* [Work to be completed]:
Write out all records as given; omit images.

* [Data listing]:
[BEGIN]
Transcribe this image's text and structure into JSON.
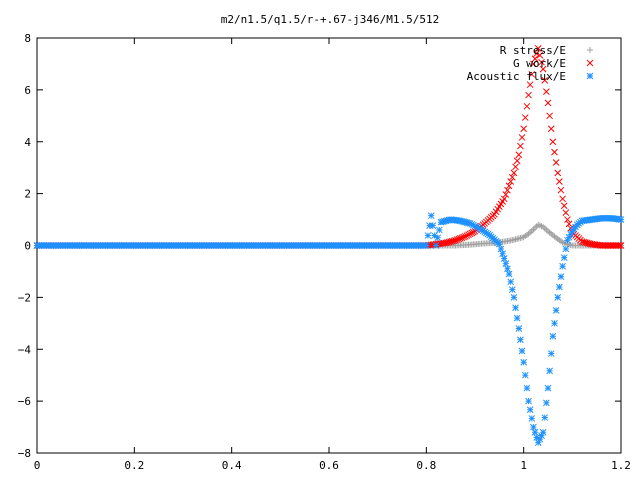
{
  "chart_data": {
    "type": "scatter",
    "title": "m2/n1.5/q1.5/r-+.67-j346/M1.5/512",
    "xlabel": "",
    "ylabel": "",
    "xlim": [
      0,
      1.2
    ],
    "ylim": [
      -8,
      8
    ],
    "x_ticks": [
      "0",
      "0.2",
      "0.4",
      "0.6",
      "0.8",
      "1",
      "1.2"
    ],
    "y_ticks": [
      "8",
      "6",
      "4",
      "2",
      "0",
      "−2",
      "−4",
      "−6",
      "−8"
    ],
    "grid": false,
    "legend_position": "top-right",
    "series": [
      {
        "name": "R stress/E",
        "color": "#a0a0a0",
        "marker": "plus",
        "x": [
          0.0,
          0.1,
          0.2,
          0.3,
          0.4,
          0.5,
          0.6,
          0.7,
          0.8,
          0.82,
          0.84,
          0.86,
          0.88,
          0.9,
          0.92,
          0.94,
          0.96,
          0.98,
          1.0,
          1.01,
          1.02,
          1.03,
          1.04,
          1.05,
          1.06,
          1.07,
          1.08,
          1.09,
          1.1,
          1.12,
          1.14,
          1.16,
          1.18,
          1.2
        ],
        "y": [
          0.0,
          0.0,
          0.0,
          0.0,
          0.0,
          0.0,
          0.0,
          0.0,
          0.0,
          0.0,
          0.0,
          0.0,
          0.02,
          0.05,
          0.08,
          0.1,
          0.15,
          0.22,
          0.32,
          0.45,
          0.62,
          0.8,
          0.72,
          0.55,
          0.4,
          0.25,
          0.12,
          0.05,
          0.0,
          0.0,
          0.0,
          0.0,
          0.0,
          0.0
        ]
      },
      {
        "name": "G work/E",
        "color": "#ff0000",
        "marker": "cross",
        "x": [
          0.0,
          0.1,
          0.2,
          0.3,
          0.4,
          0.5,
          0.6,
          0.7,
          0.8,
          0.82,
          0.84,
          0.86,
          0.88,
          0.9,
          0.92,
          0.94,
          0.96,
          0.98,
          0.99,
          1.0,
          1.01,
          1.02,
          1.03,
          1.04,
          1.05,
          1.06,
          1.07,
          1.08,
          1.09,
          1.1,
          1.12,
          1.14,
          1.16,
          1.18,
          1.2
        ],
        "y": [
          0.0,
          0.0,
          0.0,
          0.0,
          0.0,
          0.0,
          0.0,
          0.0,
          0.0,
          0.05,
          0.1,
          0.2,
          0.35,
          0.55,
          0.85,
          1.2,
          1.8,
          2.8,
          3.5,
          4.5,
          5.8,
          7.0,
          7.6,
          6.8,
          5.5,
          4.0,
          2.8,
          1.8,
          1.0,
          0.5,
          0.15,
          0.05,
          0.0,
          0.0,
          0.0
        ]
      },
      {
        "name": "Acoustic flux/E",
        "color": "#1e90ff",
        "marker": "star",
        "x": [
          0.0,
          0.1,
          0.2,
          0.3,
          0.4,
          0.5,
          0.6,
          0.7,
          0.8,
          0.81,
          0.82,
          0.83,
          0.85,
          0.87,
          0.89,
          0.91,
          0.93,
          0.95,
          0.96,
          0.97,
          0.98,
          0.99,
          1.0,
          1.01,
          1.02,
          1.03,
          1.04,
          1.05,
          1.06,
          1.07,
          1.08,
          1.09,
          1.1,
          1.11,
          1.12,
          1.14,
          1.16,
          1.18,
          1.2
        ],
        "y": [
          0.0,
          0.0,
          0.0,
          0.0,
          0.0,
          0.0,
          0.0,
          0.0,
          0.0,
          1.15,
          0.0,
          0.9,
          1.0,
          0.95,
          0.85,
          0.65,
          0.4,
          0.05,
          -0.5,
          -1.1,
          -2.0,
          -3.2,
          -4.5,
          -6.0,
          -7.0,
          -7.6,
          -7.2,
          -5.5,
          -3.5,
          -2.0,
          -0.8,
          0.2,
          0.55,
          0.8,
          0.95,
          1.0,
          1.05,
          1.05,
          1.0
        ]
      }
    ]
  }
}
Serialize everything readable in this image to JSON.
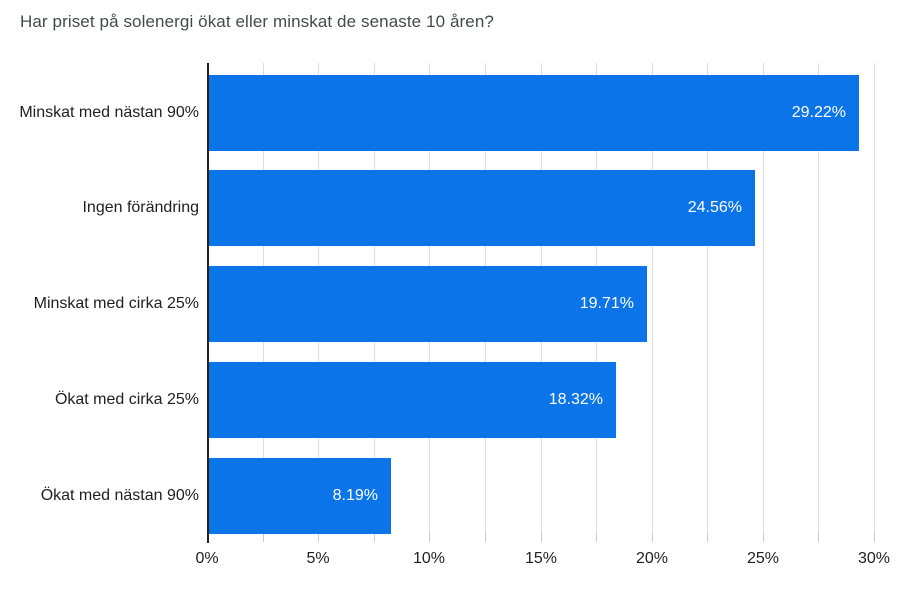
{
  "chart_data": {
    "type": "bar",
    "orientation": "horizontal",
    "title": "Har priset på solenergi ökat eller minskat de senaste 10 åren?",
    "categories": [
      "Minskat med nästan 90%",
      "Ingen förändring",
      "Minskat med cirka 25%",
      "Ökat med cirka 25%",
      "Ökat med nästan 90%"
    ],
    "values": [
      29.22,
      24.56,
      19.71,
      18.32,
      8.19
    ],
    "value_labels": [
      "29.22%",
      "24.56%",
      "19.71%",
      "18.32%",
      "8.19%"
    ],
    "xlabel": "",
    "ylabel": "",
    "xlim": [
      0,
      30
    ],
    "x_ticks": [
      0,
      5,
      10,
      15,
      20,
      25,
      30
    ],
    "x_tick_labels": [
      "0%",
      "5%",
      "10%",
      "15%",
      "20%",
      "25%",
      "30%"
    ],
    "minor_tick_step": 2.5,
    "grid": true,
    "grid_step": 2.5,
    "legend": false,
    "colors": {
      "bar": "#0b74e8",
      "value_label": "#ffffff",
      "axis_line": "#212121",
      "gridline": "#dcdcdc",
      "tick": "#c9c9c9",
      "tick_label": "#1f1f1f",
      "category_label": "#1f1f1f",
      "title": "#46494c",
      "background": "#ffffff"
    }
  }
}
[END]
* [Response to the task]:
Transcribe this image's text and structure into JSON.
{
  "chart_data": {
    "type": "scatter",
    "title": "m2/n1.5/q1.5/r-+.67-j346/M1.5/512",
    "xlabel": "",
    "ylabel": "",
    "xlim": [
      0,
      1.2
    ],
    "ylim": [
      -8,
      8
    ],
    "x_ticks": [
      "0",
      "0.2",
      "0.4",
      "0.6",
      "0.8",
      "1",
      "1.2"
    ],
    "y_ticks": [
      "8",
      "6",
      "4",
      "2",
      "0",
      "−2",
      "−4",
      "−6",
      "−8"
    ],
    "grid": false,
    "legend_position": "top-right",
    "series": [
      {
        "name": "R stress/E",
        "color": "#a0a0a0",
        "marker": "plus",
        "x": [
          0.0,
          0.1,
          0.2,
          0.3,
          0.4,
          0.5,
          0.6,
          0.7,
          0.8,
          0.82,
          0.84,
          0.86,
          0.88,
          0.9,
          0.92,
          0.94,
          0.96,
          0.98,
          1.0,
          1.01,
          1.02,
          1.03,
          1.04,
          1.05,
          1.06,
          1.07,
          1.08,
          1.09,
          1.1,
          1.12,
          1.14,
          1.16,
          1.18,
          1.2
        ],
        "y": [
          0.0,
          0.0,
          0.0,
          0.0,
          0.0,
          0.0,
          0.0,
          0.0,
          0.0,
          0.0,
          0.0,
          0.0,
          0.02,
          0.05,
          0.08,
          0.1,
          0.15,
          0.22,
          0.32,
          0.45,
          0.62,
          0.8,
          0.72,
          0.55,
          0.4,
          0.25,
          0.12,
          0.05,
          0.0,
          0.0,
          0.0,
          0.0,
          0.0,
          0.0
        ]
      },
      {
        "name": "G work/E",
        "color": "#ff0000",
        "marker": "cross",
        "x": [
          0.0,
          0.1,
          0.2,
          0.3,
          0.4,
          0.5,
          0.6,
          0.7,
          0.8,
          0.82,
          0.84,
          0.86,
          0.88,
          0.9,
          0.92,
          0.94,
          0.96,
          0.98,
          0.99,
          1.0,
          1.01,
          1.02,
          1.03,
          1.04,
          1.05,
          1.06,
          1.07,
          1.08,
          1.09,
          1.1,
          1.12,
          1.14,
          1.16,
          1.18,
          1.2
        ],
        "y": [
          0.0,
          0.0,
          0.0,
          0.0,
          0.0,
          0.0,
          0.0,
          0.0,
          0.0,
          0.05,
          0.1,
          0.2,
          0.35,
          0.55,
          0.85,
          1.2,
          1.8,
          2.8,
          3.5,
          4.5,
          5.8,
          7.0,
          7.6,
          6.8,
          5.5,
          4.0,
          2.8,
          1.8,
          1.0,
          0.5,
          0.15,
          0.05,
          0.0,
          0.0,
          0.0
        ]
      },
      {
        "name": "Acoustic flux/E",
        "color": "#1e90ff",
        "marker": "star",
        "x": [
          0.0,
          0.1,
          0.2,
          0.3,
          0.4,
          0.5,
          0.6,
          0.7,
          0.8,
          0.81,
          0.82,
          0.83,
          0.85,
          0.87,
          0.89,
          0.91,
          0.93,
          0.95,
          0.96,
          0.97,
          0.98,
          0.99,
          1.0,
          1.01,
          1.02,
          1.03,
          1.04,
          1.05,
          1.06,
          1.07,
          1.08,
          1.09,
          1.1,
          1.11,
          1.12,
          1.14,
          1.16,
          1.18,
          1.2
        ],
        "y": [
          0.0,
          0.0,
          0.0,
          0.0,
          0.0,
          0.0,
          0.0,
          0.0,
          0.0,
          1.15,
          0.0,
          0.9,
          1.0,
          0.95,
          0.85,
          0.65,
          0.4,
          0.05,
          -0.5,
          -1.1,
          -2.0,
          -3.2,
          -4.5,
          -6.0,
          -7.0,
          -7.6,
          -7.2,
          -5.5,
          -3.5,
          -2.0,
          -0.8,
          0.2,
          0.55,
          0.8,
          0.95,
          1.0,
          1.05,
          1.05,
          1.0
        ]
      }
    ]
  }
}
Serialize everything readable in this image to JSON.
{
  "chart_data": {
    "type": "bar",
    "orientation": "horizontal",
    "title": "Har priset på solenergi ökat eller minskat de senaste 10 åren?",
    "categories": [
      "Minskat med nästan 90%",
      "Ingen förändring",
      "Minskat med cirka 25%",
      "Ökat med cirka 25%",
      "Ökat med nästan 90%"
    ],
    "values": [
      29.22,
      24.56,
      19.71,
      18.32,
      8.19
    ],
    "value_labels": [
      "29.22%",
      "24.56%",
      "19.71%",
      "18.32%",
      "8.19%"
    ],
    "xlabel": "",
    "ylabel": "",
    "xlim": [
      0,
      30
    ],
    "x_ticks": [
      0,
      5,
      10,
      15,
      20,
      25,
      30
    ],
    "x_tick_labels": [
      "0%",
      "5%",
      "10%",
      "15%",
      "20%",
      "25%",
      "30%"
    ],
    "minor_tick_step": 2.5,
    "grid": true,
    "grid_step": 2.5,
    "legend": false,
    "colors": {
      "bar": "#0b74e8",
      "value_label": "#ffffff",
      "axis_line": "#212121",
      "gridline": "#dcdcdc",
      "tick": "#c9c9c9",
      "tick_label": "#1f1f1f",
      "category_label": "#1f1f1f",
      "title": "#46494c",
      "background": "#ffffff"
    }
  }
}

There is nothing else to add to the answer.